Direction ::
Write out every line below that includes the word "Session".

* start Supplied material *

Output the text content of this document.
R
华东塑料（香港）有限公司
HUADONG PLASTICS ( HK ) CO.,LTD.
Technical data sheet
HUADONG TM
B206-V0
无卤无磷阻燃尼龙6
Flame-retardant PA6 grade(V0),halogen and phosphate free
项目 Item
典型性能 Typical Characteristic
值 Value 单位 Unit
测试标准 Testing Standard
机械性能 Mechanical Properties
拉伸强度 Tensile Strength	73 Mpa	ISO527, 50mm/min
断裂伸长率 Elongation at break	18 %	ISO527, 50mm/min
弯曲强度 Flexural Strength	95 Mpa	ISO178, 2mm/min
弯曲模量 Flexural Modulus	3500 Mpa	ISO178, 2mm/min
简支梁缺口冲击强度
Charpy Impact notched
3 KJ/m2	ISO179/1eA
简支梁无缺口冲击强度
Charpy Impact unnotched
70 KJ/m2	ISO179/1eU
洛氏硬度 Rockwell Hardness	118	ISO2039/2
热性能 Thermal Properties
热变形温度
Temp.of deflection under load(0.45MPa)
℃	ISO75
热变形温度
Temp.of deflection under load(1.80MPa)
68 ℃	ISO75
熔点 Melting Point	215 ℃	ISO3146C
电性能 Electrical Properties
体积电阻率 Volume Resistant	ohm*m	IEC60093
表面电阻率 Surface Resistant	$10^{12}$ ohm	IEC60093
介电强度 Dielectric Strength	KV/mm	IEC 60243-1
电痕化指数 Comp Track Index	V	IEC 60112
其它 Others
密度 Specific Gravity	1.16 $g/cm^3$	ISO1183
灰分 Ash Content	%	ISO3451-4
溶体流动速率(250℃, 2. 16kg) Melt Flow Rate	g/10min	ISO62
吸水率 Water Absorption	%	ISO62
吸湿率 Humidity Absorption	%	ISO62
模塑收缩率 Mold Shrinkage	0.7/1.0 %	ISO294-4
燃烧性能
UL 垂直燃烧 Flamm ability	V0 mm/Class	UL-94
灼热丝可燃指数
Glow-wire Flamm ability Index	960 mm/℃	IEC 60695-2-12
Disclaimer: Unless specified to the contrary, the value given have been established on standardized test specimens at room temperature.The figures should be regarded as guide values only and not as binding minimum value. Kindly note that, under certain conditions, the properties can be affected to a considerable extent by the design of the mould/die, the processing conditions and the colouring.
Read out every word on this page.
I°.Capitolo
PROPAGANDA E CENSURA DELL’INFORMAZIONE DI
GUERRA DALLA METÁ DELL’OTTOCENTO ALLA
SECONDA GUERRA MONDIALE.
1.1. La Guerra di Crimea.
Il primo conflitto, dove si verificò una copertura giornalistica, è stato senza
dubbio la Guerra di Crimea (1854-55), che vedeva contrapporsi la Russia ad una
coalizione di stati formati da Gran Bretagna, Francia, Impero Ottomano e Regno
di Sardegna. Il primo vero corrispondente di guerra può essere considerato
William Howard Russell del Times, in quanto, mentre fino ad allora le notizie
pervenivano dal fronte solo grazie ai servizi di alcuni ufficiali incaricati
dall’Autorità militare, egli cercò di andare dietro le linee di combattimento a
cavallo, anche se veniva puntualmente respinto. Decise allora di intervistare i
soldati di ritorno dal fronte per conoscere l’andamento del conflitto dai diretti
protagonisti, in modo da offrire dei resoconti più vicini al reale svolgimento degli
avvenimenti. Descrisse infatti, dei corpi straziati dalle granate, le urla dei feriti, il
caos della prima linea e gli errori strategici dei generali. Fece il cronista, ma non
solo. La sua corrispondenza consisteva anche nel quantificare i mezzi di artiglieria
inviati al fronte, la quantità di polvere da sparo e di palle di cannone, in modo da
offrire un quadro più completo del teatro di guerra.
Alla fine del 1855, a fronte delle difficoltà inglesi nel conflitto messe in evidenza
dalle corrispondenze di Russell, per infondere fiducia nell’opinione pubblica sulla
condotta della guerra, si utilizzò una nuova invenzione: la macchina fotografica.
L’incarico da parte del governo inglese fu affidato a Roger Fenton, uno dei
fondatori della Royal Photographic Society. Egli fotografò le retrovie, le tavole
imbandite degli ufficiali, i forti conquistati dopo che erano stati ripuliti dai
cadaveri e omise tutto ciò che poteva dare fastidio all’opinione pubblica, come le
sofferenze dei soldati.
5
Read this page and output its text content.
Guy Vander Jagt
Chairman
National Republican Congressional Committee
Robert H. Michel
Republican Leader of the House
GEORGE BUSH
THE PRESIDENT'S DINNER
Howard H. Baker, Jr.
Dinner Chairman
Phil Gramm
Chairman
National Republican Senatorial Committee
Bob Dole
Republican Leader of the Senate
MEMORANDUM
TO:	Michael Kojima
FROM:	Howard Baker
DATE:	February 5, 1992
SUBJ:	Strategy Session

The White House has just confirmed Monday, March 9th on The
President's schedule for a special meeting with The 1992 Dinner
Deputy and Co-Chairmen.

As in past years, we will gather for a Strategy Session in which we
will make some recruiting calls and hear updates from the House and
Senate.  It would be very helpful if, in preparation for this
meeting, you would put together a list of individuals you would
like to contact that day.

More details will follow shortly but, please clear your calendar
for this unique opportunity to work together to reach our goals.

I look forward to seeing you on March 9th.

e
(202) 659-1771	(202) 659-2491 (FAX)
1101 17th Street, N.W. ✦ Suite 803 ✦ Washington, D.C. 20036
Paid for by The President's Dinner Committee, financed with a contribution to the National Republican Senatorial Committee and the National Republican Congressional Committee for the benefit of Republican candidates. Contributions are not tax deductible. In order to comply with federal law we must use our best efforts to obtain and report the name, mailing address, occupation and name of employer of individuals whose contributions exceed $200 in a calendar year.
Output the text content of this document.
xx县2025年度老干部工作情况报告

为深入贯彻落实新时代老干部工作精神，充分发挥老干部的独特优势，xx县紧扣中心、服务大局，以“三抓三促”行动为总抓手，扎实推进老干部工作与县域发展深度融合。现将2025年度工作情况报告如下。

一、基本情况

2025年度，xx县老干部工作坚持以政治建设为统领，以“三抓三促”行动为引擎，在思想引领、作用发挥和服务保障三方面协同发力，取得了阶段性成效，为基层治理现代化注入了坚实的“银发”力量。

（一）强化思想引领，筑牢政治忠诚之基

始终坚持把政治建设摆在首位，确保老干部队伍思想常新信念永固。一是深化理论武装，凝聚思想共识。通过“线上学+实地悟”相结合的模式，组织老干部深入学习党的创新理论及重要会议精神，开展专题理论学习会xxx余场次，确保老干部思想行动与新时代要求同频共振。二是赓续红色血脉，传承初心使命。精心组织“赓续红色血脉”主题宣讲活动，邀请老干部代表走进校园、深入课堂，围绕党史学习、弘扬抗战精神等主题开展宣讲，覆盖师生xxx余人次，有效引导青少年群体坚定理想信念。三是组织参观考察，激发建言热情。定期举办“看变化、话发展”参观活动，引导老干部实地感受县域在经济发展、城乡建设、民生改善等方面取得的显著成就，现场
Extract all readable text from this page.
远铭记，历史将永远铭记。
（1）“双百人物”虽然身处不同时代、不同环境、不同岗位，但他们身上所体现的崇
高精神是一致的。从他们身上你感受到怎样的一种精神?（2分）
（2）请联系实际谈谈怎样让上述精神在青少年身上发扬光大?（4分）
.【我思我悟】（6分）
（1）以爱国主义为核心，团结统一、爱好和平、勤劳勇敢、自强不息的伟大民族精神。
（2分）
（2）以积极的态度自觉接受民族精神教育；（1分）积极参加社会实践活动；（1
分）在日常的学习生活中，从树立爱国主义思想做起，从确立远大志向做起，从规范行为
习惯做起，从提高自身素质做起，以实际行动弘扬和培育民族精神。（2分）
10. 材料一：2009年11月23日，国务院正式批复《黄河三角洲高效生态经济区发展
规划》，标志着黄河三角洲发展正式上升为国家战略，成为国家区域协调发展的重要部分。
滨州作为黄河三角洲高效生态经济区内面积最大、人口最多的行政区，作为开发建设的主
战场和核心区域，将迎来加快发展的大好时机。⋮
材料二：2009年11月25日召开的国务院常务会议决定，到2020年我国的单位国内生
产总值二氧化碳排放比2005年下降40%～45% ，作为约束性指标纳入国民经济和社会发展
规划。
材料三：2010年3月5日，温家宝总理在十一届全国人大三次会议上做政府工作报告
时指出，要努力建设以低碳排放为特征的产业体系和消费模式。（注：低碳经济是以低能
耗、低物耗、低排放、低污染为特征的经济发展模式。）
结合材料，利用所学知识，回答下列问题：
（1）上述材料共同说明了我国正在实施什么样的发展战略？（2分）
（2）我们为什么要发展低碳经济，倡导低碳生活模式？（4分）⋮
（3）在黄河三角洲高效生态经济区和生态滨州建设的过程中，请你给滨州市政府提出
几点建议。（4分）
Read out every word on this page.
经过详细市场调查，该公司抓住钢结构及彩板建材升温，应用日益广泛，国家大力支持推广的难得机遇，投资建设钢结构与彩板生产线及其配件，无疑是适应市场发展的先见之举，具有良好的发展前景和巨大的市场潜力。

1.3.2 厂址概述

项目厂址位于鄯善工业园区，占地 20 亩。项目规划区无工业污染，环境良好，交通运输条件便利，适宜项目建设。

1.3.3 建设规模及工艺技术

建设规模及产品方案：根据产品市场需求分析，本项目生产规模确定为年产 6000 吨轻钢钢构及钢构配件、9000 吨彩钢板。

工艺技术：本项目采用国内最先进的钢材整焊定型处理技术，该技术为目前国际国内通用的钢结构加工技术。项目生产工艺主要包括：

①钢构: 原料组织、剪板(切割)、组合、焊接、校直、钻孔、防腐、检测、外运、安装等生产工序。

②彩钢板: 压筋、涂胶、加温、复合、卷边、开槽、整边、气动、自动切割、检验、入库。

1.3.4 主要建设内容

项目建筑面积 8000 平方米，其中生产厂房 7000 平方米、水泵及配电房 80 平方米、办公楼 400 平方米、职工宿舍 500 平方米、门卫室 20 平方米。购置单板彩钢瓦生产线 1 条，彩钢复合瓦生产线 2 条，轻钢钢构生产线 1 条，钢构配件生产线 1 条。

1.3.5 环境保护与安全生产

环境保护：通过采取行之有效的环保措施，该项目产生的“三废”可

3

* end Supplied material *

Reply to the task ::
SUBJ:	Strategy Session
As in past years, we will gather for a Strategy Session in which we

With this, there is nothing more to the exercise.